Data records

#####

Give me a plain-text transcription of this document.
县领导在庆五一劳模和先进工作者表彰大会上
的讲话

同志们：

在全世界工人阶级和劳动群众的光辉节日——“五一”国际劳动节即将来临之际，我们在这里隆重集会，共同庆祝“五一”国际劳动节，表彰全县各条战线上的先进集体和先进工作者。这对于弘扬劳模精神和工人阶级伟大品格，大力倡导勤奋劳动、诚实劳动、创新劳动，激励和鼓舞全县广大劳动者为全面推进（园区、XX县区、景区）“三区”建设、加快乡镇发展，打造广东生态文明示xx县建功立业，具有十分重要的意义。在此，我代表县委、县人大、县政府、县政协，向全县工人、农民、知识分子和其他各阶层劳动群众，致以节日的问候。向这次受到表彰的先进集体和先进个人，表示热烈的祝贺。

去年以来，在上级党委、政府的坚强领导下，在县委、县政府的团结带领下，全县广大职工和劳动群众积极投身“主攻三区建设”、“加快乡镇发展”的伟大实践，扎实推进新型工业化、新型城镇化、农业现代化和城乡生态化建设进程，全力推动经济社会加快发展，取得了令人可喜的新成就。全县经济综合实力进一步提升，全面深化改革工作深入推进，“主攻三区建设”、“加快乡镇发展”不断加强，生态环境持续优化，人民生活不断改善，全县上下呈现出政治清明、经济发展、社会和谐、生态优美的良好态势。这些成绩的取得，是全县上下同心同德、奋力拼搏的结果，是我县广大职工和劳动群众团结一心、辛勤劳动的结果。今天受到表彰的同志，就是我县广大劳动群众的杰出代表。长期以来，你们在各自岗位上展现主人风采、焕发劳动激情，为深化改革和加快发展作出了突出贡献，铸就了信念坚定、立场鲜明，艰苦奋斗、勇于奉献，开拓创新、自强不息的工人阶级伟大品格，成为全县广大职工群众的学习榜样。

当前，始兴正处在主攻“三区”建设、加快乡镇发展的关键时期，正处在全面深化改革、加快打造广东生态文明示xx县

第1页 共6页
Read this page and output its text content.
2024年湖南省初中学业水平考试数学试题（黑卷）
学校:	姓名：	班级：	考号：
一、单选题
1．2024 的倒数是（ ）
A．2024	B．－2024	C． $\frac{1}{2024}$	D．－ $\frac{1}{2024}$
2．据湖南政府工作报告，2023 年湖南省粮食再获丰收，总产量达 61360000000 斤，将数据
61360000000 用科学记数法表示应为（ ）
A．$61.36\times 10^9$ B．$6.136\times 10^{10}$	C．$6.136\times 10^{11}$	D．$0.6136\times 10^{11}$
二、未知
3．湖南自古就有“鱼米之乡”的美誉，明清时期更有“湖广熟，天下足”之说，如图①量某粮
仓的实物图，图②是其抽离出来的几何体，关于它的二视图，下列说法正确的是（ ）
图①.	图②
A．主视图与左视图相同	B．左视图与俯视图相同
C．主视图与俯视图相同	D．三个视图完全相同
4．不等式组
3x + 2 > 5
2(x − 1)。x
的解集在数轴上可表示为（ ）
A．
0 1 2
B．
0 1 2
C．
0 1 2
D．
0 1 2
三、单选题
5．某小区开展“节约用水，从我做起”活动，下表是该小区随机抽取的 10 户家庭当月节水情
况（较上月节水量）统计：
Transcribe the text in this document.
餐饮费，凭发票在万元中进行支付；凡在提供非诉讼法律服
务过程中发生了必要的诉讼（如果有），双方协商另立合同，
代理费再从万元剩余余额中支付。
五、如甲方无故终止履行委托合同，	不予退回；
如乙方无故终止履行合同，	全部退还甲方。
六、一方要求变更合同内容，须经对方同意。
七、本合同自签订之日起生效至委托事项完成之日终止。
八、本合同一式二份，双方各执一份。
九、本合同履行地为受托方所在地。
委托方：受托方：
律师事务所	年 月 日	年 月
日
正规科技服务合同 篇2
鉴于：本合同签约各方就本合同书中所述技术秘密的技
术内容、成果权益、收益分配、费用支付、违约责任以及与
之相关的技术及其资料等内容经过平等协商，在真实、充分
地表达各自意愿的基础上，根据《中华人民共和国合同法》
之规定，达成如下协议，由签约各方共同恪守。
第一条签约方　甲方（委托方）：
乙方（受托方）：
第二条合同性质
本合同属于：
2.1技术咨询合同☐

#####

## Short exercise
Find the string "text" in the listing and return every line that holds it.

## Exercise answer
Give me a plain-text transcription of this document.
Read this page and output its text content.
Transcribe the text in this document.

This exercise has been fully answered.